→ **Requirements**
Without skipping anything, write out each record below exactly.

→ **Source records**
========================================================================

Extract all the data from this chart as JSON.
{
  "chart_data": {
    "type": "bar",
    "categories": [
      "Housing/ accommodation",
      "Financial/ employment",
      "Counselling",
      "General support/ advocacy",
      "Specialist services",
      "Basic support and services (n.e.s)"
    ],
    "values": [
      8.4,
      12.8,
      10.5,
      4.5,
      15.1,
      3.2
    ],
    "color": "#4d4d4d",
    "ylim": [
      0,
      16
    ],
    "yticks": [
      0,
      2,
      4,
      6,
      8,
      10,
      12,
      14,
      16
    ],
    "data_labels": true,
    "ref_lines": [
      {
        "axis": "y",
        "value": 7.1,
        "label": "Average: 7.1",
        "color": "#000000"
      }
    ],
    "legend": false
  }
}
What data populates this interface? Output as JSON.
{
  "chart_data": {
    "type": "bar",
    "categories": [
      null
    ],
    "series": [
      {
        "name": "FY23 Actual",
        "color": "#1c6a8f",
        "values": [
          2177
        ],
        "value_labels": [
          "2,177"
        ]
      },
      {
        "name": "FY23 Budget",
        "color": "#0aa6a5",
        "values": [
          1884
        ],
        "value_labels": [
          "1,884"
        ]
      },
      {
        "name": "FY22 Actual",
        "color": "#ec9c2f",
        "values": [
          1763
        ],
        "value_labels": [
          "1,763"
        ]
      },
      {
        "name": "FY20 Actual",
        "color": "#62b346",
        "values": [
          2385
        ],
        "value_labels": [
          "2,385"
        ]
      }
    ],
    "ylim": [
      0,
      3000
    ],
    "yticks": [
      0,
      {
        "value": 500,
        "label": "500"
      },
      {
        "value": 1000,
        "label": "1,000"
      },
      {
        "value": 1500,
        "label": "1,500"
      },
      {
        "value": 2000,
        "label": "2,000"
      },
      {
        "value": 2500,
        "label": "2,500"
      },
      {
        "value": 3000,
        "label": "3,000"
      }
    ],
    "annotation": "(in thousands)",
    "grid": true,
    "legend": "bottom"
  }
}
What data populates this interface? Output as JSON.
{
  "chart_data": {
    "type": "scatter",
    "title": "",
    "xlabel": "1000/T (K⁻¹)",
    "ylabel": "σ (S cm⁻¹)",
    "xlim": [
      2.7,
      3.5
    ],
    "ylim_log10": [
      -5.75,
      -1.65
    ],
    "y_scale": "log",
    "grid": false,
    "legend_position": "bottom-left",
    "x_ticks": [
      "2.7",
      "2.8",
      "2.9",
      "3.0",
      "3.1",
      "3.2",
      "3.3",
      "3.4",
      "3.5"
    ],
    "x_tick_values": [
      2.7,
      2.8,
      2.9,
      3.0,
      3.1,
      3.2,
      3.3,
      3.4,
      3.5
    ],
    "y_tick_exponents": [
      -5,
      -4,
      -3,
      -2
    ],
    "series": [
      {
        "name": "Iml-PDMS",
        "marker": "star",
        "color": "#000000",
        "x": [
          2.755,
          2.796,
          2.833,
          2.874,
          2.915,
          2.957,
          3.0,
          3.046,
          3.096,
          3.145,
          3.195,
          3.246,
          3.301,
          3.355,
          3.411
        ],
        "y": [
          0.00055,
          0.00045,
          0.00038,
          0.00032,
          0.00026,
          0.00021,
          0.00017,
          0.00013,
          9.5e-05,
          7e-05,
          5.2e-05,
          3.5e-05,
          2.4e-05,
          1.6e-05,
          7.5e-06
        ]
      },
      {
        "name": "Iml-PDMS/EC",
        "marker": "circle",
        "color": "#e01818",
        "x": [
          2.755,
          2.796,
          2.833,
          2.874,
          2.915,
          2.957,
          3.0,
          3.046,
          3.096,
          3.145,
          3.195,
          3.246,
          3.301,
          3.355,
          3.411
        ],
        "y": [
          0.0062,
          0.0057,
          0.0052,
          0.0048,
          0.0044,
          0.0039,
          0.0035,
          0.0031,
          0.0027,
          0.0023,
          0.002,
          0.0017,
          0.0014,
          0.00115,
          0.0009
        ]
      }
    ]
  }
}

========================================================================

→ **Exercise output**
Extract all the data from this chart as JSON.
{
  "chart_data": {
    "type": "bar",
    "categories": [
      "Housing/ accommodation",
      "Financial/ employment",
      "Counselling",
      "General support/ advocacy",
      "Specialist services",
      "Basic support and services (n.e.s)"
    ],
    "values": [
      8.4,
      12.8,
      10.5,
      4.5,
      15.1,
      3.2
    ],
    "color": "#4d4d4d",
    "ylim": [
      0,
      16
    ],
    "yticks": [
      0,
      2,
      4,
      6,
      8,
      10,
      12,
      14,
      16
    ],
    "data_labels": true,
    "ref_lines": [
      {
        "axis": "y",
        "value": 7.1,
        "label": "Average: 7.1",
        "color": "#000000"
      }
    ],
    "legend": false
  }
}
What data populates this interface? Output as JSON.
{
  "chart_data": {
    "type": "bar",
    "categories": [
      null
    ],
    "series": [
      {
        "name": "FY23 Actual",
        "color": "#1c6a8f",
        "values": [
          2177
        ],
        "value_labels": [
          "2,177"
        ]
      },
      {
        "name": "FY23 Budget",
        "color": "#0aa6a5",
        "values": [
          1884
        ],
        "value_labels": [
          "1,884"
        ]
      },
      {
        "name": "FY22 Actual",
        "color": "#ec9c2f",
        "values": [
          1763
        ],
        "value_labels": [
          "1,763"
        ]
      },
      {
        "name": "FY20 Actual",
        "color": "#62b346",
        "values": [
          2385
        ],
        "value_labels": [
          "2,385"
        ]
      }
    ],
    "ylim": [
      0,
      3000
    ],
    "yticks": [
      0,
      {
        "value": 500,
        "label": "500"
      },
      {
        "value": 1000,
        "label": "1,000"
      },
      {
        "value": 1500,
        "label": "1,500"
      },
      {
        "value": 2000,
        "label": "2,000"
      },
      {
        "value": 2500,
        "label": "2,500"
      },
      {
        "value": 3000,
        "label": "3,000"
      }
    ],
    "annotation": "(in thousands)",
    "grid": true,
    "legend": "bottom"
  }
}
What data populates this interface? Output as JSON.
{
  "chart_data": {
    "type": "scatter",
    "title": "",
    "xlabel": "1000/T (K⁻¹)",
    "ylabel": "σ (S cm⁻¹)",
    "xlim": [
      2.7,
      3.5
    ],
    "ylim_log10": [
      -5.75,
      -1.65
    ],
    "y_scale": "log",
    "grid": false,
    "legend_position": "bottom-left",
    "x_ticks": [
      "2.7",
      "2.8",
      "2.9",
      "3.0",
      "3.1",
      "3.2",
      "3.3",
      "3.4",
      "3.5"
    ],
    "x_tick_values": [
      2.7,
      2.8,
      2.9,
      3.0,
      3.1,
      3.2,
      3.3,
      3.4,
      3.5
    ],
    "y_tick_exponents": [
      -5,
      -4,
      -3,
      -2
    ],
    "series": [
      {
        "name": "Iml-PDMS",
        "marker": "star",
        "color": "#000000",
        "x": [
          2.755,
          2.796,
          2.833,
          2.874,
          2.915,
          2.957,
          3.0,
          3.046,
          3.096,
          3.145,
          3.195,
          3.246,
          3.301,
          3.355,
          3.411
        ],
        "y": [
          0.00055,
          0.00045,
          0.00038,
          0.00032,
          0.00026,
          0.00021,
          0.00017,
          0.00013,
          9.5e-05,
          7e-05,
          5.2e-05,
          3.5e-05,
          2.4e-05,
          1.6e-05,
          7.5e-06
        ]
      },
      {
        "name": "Iml-PDMS/EC",
        "marker": "circle",
        "color": "#e01818",
        "x": [
          2.755,
          2.796,
          2.833,
          2.874,
          2.915,
          2.957,
          3.0,
          3.046,
          3.096,
          3.145,
          3.195,
          3.246,
          3.301,
          3.355,
          3.411
        ],
        "y": [
          0.0062,
          0.0057,
          0.0052,
          0.0048,
          0.0044,
          0.0039,
          0.0035,
          0.0031,
          0.0027,
          0.0023,
          0.002,
          0.0017,
          0.0014,
          0.00115,
          0.0009
        ]
      }
    ]
  }
}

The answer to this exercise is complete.